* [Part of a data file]
·····

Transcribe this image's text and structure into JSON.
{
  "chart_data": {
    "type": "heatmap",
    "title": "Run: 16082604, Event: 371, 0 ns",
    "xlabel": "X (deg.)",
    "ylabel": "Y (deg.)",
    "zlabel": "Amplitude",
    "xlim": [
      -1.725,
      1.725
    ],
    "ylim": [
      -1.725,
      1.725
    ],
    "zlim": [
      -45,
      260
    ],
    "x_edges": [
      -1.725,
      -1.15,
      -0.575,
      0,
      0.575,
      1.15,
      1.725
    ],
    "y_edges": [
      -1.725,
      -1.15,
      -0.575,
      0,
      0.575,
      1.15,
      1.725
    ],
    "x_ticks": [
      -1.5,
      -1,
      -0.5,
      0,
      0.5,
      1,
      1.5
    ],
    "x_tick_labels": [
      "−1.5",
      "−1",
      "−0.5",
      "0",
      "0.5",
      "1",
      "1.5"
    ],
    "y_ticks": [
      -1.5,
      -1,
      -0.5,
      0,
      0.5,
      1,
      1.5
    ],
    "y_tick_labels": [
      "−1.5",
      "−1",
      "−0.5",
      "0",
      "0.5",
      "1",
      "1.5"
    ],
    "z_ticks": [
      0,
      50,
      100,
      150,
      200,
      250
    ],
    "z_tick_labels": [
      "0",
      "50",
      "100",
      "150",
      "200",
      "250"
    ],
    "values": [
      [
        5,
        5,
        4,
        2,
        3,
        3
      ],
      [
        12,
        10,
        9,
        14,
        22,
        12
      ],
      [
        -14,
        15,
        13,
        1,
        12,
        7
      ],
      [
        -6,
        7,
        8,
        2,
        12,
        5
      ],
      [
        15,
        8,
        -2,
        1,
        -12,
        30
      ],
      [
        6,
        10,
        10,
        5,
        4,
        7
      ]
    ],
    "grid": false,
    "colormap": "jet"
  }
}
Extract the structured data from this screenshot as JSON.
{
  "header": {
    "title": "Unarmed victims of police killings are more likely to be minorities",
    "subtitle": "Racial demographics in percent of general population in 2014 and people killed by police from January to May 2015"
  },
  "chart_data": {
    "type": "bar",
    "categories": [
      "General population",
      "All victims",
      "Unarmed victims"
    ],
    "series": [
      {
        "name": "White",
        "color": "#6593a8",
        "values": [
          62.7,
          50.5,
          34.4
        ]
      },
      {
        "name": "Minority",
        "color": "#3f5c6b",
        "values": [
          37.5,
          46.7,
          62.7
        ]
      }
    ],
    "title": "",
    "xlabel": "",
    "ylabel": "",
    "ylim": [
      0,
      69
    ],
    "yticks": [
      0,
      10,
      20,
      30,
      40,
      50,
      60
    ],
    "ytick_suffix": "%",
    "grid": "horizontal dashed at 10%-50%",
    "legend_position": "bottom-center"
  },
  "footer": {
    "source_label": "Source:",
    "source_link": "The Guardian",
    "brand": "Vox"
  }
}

·····

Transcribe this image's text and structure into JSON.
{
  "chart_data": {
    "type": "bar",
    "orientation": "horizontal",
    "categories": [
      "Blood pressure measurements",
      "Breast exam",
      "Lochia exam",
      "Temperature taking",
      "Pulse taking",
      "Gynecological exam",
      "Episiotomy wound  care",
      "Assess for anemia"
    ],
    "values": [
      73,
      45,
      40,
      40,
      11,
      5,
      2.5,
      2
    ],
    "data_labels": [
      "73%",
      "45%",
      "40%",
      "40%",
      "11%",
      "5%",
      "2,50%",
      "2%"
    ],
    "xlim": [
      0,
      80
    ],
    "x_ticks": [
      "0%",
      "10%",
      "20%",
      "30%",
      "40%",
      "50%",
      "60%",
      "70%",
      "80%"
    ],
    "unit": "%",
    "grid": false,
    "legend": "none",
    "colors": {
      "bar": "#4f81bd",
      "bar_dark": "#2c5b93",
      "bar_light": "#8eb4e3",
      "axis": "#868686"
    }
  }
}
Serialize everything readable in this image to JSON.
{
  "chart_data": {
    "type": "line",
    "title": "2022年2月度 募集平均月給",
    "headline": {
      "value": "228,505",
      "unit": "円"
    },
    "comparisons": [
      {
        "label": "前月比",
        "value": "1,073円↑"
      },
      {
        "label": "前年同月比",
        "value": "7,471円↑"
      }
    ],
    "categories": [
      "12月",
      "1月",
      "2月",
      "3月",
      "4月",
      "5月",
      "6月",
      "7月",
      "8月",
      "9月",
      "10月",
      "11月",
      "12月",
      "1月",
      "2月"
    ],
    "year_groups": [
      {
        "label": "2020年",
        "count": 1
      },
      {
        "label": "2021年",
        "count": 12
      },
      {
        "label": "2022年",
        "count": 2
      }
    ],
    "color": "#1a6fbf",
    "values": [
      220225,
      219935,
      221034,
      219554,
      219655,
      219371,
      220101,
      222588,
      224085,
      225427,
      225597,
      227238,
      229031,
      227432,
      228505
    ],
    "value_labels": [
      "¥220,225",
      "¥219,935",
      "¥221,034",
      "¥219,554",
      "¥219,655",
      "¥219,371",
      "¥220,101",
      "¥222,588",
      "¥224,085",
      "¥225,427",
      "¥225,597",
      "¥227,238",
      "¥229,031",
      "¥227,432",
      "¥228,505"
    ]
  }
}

·····

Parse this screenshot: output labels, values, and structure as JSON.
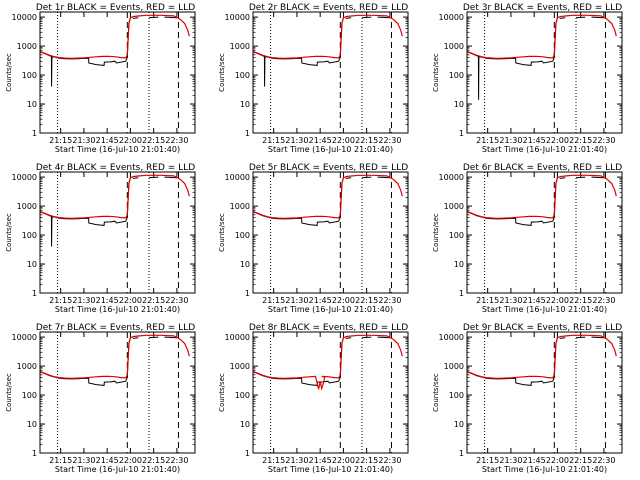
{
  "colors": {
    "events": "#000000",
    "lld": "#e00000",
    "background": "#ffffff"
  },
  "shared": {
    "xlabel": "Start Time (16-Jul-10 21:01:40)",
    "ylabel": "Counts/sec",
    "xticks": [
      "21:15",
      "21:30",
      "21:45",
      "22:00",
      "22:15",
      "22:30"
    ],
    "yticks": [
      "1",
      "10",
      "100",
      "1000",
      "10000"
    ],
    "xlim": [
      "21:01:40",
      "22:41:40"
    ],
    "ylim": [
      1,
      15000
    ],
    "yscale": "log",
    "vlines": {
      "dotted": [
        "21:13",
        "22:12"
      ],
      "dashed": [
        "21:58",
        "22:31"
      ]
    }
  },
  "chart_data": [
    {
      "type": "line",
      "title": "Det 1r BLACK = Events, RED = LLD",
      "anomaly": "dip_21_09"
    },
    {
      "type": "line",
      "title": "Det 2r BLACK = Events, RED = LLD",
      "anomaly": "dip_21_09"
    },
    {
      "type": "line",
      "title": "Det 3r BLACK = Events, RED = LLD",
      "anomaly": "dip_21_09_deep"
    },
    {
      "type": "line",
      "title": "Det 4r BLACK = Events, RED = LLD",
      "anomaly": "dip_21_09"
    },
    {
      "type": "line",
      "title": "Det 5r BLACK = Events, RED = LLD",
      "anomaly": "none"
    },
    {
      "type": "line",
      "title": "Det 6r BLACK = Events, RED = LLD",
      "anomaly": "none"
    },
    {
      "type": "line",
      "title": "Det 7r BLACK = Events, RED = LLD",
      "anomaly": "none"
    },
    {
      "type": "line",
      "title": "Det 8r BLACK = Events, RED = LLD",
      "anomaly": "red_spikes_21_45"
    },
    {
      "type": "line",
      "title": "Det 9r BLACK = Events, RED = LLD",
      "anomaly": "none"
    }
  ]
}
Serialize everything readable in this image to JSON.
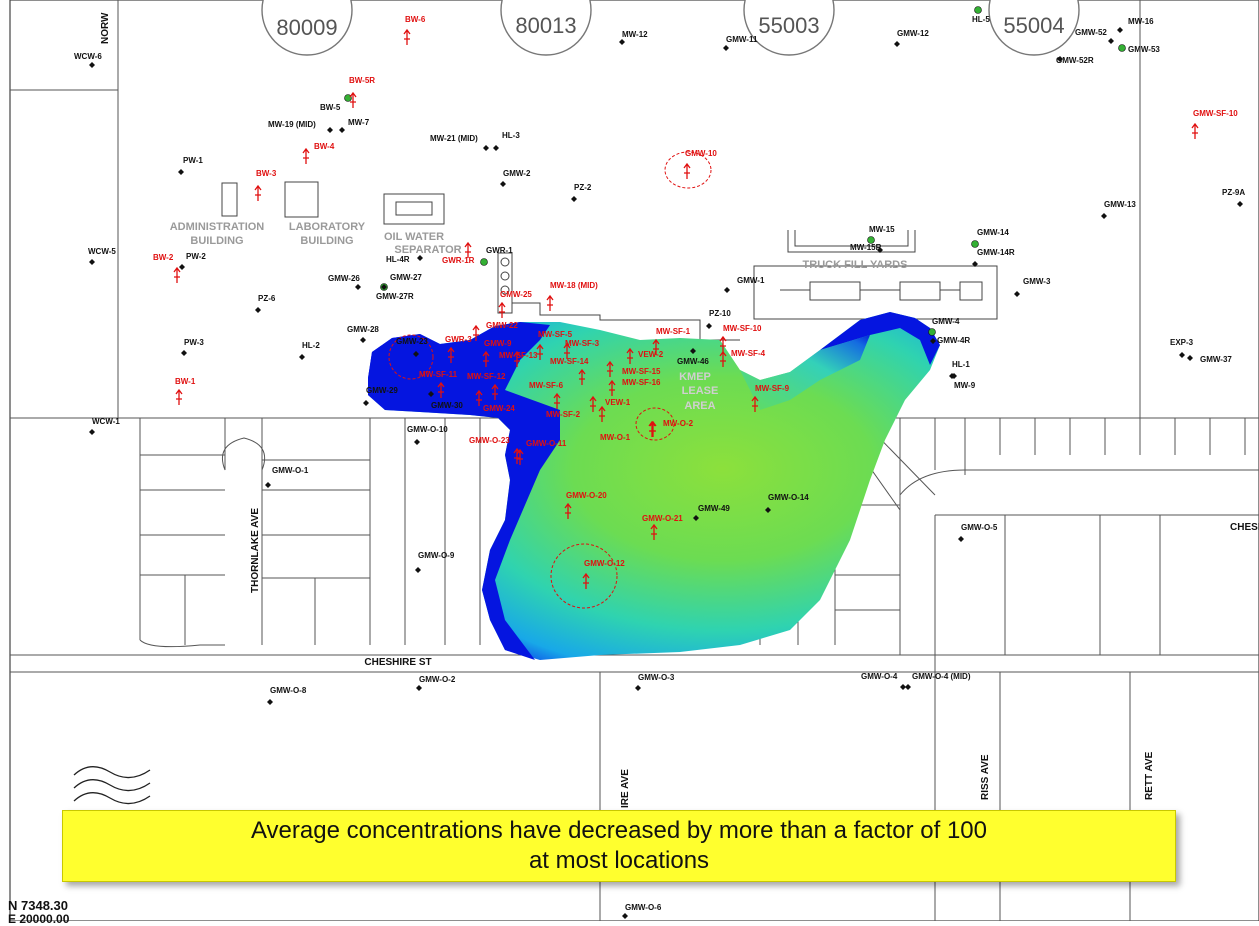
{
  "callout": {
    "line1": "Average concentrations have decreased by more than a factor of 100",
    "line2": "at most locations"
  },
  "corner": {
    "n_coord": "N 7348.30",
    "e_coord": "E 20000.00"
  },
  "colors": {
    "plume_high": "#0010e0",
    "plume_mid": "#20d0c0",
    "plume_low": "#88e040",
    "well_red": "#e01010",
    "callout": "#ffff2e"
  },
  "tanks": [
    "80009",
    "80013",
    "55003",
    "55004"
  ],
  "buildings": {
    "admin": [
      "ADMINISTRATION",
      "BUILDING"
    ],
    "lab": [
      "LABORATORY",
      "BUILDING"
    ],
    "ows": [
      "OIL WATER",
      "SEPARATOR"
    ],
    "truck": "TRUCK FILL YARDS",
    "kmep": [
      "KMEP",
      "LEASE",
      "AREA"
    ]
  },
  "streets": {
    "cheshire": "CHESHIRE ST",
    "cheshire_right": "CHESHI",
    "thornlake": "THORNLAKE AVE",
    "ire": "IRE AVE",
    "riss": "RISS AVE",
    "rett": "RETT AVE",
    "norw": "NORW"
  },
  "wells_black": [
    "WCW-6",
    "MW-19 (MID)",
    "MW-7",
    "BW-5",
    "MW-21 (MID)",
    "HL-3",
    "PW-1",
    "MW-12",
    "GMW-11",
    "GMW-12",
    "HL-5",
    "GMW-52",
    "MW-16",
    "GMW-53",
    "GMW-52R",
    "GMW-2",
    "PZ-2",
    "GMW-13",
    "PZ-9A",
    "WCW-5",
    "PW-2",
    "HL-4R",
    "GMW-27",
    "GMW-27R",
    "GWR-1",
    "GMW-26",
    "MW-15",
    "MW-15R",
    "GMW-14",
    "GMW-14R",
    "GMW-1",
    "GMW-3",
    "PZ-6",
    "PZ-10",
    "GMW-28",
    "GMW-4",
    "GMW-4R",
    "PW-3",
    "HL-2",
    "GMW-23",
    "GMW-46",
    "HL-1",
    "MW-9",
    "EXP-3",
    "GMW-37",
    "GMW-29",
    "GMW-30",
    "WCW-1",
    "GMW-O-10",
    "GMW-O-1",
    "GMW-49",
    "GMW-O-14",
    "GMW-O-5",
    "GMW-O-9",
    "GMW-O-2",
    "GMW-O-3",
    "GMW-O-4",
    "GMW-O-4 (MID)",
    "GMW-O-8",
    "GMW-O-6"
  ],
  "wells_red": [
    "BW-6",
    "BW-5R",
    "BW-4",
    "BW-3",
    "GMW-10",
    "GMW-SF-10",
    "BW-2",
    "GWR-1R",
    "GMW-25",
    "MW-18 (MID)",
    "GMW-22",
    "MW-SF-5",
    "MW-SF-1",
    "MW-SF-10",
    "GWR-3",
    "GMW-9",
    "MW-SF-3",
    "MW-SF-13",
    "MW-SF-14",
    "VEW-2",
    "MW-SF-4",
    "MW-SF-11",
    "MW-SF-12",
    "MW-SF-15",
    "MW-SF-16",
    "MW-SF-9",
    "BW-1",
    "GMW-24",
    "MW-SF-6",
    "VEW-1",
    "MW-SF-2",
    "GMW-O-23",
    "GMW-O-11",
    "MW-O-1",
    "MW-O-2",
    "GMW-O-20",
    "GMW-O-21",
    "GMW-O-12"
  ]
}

·····

Find the word "from" and list each line it appears in.

Extract the structured data from this screenshot as JSON.
    "subtitle": "Racial demographics in percent of general population in 2014 and people killed by police from January to May 2015"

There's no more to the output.